DATASET RECORDS:
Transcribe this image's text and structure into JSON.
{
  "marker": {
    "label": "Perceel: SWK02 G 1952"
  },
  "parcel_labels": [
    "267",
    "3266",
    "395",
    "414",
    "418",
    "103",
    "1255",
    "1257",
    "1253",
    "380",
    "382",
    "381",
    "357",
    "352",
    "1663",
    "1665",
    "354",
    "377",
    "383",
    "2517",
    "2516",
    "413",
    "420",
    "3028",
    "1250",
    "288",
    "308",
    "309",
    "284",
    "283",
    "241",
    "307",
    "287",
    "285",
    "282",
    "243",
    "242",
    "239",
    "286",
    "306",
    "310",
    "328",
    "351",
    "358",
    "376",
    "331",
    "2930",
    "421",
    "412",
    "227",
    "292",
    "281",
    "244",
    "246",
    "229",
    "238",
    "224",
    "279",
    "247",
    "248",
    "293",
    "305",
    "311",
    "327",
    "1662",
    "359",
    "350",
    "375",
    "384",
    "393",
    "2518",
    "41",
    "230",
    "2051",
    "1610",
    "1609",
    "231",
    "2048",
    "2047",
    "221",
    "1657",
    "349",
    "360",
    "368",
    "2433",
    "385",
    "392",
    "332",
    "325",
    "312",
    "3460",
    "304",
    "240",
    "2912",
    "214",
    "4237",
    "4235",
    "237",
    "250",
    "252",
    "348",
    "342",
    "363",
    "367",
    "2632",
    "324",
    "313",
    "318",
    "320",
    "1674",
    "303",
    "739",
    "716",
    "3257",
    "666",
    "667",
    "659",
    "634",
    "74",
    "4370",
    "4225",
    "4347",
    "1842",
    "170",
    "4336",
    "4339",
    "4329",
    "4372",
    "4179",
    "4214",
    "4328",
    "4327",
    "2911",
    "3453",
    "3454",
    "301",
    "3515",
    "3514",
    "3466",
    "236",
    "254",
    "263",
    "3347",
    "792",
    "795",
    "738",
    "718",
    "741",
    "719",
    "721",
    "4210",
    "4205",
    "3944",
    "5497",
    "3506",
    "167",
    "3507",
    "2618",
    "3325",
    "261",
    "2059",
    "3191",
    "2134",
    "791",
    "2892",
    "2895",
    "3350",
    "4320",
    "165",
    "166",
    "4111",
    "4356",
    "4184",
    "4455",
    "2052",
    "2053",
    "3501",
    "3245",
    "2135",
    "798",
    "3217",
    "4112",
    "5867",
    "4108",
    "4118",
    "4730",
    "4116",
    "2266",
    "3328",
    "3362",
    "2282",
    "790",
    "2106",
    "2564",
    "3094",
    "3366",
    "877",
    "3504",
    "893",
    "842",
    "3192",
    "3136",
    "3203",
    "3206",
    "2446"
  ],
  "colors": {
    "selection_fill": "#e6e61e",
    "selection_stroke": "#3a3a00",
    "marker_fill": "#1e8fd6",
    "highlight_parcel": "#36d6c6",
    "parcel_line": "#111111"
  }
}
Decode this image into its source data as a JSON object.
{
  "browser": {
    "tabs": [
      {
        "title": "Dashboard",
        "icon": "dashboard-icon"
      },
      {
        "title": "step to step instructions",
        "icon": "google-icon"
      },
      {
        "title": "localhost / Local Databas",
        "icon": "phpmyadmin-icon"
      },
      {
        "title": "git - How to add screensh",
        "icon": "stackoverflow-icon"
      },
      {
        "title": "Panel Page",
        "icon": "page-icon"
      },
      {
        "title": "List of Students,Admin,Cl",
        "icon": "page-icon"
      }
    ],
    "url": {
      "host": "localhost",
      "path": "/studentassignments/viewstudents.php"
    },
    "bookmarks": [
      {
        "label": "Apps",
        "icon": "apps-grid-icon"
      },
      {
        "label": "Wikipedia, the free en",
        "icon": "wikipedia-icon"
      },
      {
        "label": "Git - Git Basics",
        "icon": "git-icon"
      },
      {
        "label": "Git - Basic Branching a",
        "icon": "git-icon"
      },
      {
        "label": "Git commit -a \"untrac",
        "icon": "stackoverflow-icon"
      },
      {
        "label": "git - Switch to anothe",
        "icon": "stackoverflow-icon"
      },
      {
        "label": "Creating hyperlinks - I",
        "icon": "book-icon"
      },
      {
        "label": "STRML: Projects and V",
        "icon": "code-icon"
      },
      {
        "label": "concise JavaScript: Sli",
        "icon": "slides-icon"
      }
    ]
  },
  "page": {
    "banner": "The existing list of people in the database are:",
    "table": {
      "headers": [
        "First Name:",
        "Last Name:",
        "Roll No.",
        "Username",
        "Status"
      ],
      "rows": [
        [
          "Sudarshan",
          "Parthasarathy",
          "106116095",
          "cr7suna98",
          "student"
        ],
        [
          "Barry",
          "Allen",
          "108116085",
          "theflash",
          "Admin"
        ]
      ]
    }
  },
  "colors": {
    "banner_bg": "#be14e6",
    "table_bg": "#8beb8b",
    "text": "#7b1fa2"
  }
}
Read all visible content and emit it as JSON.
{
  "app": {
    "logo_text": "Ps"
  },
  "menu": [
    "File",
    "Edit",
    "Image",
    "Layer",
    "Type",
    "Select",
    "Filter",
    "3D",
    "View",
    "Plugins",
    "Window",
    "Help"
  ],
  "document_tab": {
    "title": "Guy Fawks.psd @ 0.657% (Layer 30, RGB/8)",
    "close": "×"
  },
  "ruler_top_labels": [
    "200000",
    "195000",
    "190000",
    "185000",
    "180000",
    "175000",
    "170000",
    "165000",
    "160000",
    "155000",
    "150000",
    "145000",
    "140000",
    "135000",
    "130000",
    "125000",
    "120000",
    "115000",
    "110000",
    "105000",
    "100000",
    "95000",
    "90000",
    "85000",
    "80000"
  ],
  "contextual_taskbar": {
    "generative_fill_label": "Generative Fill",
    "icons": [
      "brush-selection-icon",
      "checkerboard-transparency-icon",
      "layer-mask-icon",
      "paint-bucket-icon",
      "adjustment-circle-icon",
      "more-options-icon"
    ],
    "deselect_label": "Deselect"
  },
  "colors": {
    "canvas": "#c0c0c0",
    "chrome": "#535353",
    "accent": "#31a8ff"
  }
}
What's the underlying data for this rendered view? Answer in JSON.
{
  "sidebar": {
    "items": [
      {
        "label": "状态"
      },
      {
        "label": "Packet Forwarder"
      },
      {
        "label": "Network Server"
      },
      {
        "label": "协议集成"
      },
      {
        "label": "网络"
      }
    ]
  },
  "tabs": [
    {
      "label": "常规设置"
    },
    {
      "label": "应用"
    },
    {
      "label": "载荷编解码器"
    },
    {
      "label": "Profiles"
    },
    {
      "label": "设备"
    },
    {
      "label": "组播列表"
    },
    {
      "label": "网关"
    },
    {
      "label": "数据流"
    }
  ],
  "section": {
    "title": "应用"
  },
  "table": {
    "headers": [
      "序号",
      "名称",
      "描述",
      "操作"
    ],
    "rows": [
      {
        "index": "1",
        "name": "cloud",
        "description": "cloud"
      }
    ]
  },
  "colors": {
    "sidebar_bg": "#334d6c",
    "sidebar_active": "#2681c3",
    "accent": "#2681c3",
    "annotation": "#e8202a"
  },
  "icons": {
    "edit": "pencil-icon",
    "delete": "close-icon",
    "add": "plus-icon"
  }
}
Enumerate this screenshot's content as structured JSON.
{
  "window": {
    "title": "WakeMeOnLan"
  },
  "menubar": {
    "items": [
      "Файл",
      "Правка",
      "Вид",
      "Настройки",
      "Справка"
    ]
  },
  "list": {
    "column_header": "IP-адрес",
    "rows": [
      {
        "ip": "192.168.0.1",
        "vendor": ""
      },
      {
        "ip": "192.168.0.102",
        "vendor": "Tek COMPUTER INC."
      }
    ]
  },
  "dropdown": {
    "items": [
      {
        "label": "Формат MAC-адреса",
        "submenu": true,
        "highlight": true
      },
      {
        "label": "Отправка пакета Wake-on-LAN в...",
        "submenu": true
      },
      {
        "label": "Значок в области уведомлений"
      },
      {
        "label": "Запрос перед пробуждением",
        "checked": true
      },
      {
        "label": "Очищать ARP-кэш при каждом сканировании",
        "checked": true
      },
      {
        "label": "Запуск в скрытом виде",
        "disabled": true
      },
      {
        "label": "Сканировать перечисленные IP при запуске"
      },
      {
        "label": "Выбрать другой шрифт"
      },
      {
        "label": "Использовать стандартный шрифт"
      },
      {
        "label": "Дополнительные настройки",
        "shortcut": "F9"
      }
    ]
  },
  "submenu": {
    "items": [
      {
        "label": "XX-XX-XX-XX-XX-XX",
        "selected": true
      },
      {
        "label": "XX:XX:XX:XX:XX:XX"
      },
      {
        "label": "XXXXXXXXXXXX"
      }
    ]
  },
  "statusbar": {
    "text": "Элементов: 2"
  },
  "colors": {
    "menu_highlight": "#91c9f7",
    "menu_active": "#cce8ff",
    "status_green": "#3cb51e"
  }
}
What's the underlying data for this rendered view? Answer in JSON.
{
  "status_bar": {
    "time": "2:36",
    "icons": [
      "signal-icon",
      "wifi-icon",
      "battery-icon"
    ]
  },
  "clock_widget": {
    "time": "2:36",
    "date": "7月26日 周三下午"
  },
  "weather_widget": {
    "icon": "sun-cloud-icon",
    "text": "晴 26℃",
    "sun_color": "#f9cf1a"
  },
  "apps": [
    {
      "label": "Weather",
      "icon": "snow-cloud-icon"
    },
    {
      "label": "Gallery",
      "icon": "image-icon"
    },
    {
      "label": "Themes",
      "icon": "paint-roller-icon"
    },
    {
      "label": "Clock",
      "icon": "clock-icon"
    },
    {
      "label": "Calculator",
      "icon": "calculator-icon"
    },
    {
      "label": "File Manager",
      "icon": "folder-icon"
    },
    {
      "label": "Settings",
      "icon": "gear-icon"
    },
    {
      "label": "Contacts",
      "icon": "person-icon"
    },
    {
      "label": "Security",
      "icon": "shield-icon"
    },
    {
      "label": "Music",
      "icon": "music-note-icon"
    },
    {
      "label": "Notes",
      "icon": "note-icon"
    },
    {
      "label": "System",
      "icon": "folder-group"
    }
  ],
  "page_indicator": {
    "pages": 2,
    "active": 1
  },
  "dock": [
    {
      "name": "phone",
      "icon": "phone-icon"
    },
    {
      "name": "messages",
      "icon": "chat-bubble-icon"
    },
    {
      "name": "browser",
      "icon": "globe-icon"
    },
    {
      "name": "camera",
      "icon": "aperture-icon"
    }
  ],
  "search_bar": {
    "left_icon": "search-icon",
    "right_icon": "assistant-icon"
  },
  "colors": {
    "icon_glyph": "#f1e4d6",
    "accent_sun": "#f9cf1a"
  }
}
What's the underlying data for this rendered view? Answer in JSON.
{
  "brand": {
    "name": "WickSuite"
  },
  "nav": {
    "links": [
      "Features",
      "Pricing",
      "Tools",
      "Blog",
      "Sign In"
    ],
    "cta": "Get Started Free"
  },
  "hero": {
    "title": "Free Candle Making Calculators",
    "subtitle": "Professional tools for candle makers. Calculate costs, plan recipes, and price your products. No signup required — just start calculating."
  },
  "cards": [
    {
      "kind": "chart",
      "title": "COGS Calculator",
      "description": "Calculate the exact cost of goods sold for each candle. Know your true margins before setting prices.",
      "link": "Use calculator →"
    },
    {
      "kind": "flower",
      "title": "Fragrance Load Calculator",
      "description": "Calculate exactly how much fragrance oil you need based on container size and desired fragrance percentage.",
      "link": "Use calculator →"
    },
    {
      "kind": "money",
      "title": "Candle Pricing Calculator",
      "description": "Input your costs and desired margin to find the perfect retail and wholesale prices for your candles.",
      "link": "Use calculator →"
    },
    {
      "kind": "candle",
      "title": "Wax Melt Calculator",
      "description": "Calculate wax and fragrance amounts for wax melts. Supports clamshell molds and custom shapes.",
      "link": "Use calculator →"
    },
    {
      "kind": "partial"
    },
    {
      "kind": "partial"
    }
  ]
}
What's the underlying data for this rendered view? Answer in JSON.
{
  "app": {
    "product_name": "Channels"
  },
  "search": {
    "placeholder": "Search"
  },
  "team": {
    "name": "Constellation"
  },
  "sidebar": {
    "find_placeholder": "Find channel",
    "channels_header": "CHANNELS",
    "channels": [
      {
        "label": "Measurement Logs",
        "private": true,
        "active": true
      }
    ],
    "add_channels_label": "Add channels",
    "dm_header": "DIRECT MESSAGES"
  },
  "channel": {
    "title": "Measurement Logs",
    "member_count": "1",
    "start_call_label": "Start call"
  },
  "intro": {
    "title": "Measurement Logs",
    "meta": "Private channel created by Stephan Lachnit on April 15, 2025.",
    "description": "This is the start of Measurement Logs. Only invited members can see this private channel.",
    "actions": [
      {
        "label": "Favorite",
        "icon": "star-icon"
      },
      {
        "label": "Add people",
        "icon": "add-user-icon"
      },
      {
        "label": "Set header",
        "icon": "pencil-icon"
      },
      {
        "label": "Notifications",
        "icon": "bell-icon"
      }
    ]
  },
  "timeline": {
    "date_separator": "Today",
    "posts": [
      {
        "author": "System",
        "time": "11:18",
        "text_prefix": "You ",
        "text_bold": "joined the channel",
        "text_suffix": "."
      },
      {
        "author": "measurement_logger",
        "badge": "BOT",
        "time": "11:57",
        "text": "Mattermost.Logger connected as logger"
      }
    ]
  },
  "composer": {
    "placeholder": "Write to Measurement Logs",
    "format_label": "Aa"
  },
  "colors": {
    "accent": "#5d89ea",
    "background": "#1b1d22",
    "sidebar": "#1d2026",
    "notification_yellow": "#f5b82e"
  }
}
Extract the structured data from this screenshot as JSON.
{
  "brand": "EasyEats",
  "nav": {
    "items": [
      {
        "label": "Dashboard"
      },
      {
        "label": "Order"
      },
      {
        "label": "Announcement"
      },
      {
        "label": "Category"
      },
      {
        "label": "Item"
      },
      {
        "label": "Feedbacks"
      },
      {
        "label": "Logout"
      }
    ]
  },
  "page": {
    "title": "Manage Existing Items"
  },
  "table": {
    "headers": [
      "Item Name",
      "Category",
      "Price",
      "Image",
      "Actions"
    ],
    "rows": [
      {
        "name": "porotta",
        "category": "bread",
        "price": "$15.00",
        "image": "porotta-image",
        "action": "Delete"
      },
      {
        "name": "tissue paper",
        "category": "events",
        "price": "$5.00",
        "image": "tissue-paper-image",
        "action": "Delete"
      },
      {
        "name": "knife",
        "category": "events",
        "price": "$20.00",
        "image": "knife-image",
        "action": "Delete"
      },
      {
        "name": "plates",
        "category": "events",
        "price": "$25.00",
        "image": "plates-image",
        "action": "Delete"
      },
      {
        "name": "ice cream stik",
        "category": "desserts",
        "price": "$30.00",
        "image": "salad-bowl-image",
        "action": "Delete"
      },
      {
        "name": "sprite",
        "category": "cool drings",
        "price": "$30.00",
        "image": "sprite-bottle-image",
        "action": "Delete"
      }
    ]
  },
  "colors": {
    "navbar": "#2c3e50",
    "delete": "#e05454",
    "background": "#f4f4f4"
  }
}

WORK TO BE COMPLETED: Search the data above for the string "description" and copy each line that has it.

ANSWER TO THE TASK:
        "description": "cloud"
      "description": "Calculate the exact cost of goods sold for each candle. Know your true margins before setting prices.",
      "description": "Calculate exactly how much fragrance oil you need based on container size and desired fragrance percentage.",
      "description": "Input your costs and desired margin to find the perfect retail and wholesale prices for your candles.",
      "description": "Calculate wax and fragrance amounts for wax melts. Supports clamshell molds and custom shapes.",
    "description": "This is the start of Measurement Logs. Only invited members can see this private channel.",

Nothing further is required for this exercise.